Records for processing:

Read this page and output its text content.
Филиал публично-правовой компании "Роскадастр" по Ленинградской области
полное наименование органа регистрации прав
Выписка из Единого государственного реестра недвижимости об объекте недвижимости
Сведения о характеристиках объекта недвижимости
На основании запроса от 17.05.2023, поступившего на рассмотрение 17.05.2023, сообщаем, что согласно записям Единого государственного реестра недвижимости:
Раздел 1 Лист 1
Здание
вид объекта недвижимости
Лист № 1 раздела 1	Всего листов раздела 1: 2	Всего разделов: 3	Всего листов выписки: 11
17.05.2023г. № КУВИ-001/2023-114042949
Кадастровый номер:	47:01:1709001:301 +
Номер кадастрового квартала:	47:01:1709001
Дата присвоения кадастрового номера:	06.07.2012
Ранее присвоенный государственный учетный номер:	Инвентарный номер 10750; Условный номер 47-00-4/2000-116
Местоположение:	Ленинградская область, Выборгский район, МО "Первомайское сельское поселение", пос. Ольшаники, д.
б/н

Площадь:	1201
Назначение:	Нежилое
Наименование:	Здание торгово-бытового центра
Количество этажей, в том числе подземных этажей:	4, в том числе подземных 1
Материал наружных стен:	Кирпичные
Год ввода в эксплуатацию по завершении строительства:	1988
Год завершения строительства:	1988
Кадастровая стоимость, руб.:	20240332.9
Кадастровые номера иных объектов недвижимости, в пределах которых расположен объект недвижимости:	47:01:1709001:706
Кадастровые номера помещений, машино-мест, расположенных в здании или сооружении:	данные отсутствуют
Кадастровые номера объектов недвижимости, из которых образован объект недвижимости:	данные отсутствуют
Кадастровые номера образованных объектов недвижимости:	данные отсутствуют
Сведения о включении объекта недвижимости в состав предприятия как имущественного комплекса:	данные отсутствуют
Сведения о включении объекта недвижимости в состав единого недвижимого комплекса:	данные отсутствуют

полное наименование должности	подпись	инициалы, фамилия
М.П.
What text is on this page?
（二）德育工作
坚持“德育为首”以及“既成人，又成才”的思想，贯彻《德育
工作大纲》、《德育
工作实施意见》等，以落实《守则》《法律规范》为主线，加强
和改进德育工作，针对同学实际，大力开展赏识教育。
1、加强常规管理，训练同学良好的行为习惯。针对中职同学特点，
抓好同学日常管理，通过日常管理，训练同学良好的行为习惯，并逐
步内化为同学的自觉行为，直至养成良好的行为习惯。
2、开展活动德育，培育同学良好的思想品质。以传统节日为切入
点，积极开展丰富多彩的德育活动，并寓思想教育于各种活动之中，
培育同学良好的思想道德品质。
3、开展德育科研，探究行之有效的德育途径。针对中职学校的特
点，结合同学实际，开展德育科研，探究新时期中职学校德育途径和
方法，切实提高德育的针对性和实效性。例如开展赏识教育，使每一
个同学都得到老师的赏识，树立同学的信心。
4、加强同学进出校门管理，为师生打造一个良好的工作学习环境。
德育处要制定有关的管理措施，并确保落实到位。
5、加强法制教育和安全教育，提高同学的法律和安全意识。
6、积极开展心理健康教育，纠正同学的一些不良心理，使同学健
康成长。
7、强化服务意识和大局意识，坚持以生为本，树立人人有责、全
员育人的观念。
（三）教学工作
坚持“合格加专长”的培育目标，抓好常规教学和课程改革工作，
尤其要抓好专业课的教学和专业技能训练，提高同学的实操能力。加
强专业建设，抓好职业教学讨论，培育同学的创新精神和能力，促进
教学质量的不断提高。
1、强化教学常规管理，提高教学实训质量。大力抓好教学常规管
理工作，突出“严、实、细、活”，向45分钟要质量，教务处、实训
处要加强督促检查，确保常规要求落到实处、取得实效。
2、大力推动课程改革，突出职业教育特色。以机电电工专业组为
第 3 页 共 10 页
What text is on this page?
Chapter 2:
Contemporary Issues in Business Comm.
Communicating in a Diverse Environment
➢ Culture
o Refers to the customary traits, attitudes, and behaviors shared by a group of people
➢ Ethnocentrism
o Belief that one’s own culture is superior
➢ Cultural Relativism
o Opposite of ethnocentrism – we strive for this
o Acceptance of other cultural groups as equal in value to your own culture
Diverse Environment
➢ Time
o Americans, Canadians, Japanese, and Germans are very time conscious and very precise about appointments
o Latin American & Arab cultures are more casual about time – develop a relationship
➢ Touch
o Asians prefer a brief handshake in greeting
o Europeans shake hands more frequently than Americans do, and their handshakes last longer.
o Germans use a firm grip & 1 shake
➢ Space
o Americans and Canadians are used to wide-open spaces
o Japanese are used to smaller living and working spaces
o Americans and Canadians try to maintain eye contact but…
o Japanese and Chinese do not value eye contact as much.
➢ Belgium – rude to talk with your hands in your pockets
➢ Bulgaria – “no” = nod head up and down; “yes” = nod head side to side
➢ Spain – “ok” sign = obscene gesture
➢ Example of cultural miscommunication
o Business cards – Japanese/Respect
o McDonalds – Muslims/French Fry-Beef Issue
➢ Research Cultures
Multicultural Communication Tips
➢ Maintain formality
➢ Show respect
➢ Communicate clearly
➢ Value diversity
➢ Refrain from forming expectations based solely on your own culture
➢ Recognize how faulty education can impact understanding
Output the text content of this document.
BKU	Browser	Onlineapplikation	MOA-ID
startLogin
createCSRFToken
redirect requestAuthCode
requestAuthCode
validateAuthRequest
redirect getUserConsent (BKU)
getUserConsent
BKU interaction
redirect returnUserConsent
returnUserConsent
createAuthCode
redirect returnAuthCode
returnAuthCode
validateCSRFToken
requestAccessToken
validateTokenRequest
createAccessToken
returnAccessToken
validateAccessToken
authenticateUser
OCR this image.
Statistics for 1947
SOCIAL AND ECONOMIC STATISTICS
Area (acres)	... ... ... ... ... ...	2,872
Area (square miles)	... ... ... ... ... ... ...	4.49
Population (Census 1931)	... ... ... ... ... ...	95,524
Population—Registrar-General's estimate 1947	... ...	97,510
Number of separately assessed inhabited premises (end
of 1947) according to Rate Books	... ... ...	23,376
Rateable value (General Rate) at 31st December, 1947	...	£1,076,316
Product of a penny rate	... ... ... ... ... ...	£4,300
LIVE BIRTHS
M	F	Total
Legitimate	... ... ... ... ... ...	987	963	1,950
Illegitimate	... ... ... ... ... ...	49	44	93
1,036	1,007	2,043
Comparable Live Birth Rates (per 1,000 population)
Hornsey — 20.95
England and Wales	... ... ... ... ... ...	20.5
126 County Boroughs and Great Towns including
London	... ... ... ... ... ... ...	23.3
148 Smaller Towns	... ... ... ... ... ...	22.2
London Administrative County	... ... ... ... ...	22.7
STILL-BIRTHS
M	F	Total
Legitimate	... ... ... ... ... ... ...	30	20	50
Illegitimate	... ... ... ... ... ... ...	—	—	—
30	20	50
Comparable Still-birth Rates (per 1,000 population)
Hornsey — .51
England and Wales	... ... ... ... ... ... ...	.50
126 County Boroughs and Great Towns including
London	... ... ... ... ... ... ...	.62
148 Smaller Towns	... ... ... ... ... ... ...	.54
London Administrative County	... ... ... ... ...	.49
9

Work to do: Find the line that contains "OCR this image." in the listing above. Retype it and every line after it up to the last, exactly, and nothing else.

Solved problem:
OCR this image.
Statistics for 1947
SOCIAL AND ECONOMIC STATISTICS
Area (acres)	... ... ... ... ... ...	2,872
Area (square miles)	... ... ... ... ... ... ...	4.49
Population (Census 1931)	... ... ... ... ... ...	95,524
Population—Registrar-General's estimate 1947	... ...	97,510
Number of separately assessed inhabited premises (end
of 1947) according to Rate Books	... ... ...	23,376
Rateable value (General Rate) at 31st December, 1947	...	£1,076,316
Product of a penny rate	... ... ... ... ... ...	£4,300
LIVE BIRTHS
M	F	Total
Legitimate	... ... ... ... ... ...	987	963	1,950
Illegitimate	... ... ... ... ... ...	49	44	93
1,036	1,007	2,043
Comparable Live Birth Rates (per 1,000 population)
Hornsey — 20.95
England and Wales	... ... ... ... ... ...	20.5
126 County Boroughs and Great Towns including
London	... ... ... ... ... ... ...	23.3
148 Smaller Towns	... ... ... ... ... ...	22.2
London Administrative County	... ... ... ... ...	22.7
STILL-BIRTHS
M	F	Total
Legitimate	... ... ... ... ... ... ...	30	20	50
Illegitimate	... ... ... ... ... ... ...	—	—	—
30	20	50
Comparable Still-birth Rates (per 1,000 population)
Hornsey — .51
England and Wales	... ... ... ... ... ... ...	.50
126 County Boroughs and Great Towns including
London	... ... ... ... ... ... ...	.62
148 Smaller Towns	... ... ... ... ... ... ...	.54
London Administrative County	... ... ... ... ...	.49
9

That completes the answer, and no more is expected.